§ **YOUR INSTRUCTIONS**
Transcribe the records that follow in their entirety, omitting any pictures.

§ **STORED DATA**

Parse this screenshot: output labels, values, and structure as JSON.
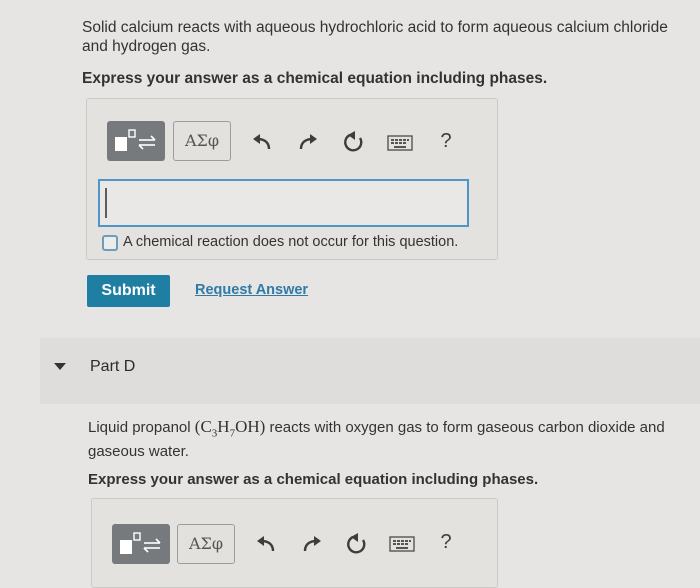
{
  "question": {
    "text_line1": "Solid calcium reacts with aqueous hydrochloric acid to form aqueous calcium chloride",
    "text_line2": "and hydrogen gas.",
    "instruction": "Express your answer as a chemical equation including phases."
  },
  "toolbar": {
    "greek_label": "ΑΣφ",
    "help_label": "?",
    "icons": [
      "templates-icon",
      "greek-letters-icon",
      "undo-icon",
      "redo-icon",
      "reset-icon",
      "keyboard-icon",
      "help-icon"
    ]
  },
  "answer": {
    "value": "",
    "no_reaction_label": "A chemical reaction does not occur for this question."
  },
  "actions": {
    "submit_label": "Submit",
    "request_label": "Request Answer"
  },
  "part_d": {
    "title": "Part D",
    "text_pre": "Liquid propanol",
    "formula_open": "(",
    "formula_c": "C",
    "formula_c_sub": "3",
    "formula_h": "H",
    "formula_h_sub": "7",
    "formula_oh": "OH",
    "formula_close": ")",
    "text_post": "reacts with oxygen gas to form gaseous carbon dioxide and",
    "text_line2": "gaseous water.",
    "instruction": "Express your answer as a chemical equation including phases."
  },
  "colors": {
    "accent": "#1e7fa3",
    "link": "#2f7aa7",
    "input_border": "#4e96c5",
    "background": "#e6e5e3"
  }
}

§ **SOLUTION TO THIS EXERCISE**
Parse this screenshot: output labels, values, and structure as JSON.
{
  "question": {
    "text_line1": "Solid calcium reacts with aqueous hydrochloric acid to form aqueous calcium chloride",
    "text_line2": "and hydrogen gas.",
    "instruction": "Express your answer as a chemical equation including phases."
  },
  "toolbar": {
    "greek_label": "ΑΣφ",
    "help_label": "?",
    "icons": [
      "templates-icon",
      "greek-letters-icon",
      "undo-icon",
      "redo-icon",
      "reset-icon",
      "keyboard-icon",
      "help-icon"
    ]
  },
  "answer": {
    "value": "",
    "no_reaction_label": "A chemical reaction does not occur for this question."
  },
  "actions": {
    "submit_label": "Submit",
    "request_label": "Request Answer"
  },
  "part_d": {
    "title": "Part D",
    "text_pre": "Liquid propanol",
    "formula_open": "(",
    "formula_c": "C",
    "formula_c_sub": "3",
    "formula_h": "H",
    "formula_h_sub": "7",
    "formula_oh": "OH",
    "formula_close": ")",
    "text_post": "reacts with oxygen gas to form gaseous carbon dioxide and",
    "text_line2": "gaseous water.",
    "instruction": "Express your answer as a chemical equation including phases."
  },
  "colors": {
    "accent": "#1e7fa3",
    "link": "#2f7aa7",
    "input_border": "#4e96c5",
    "background": "#e6e5e3"
  }
}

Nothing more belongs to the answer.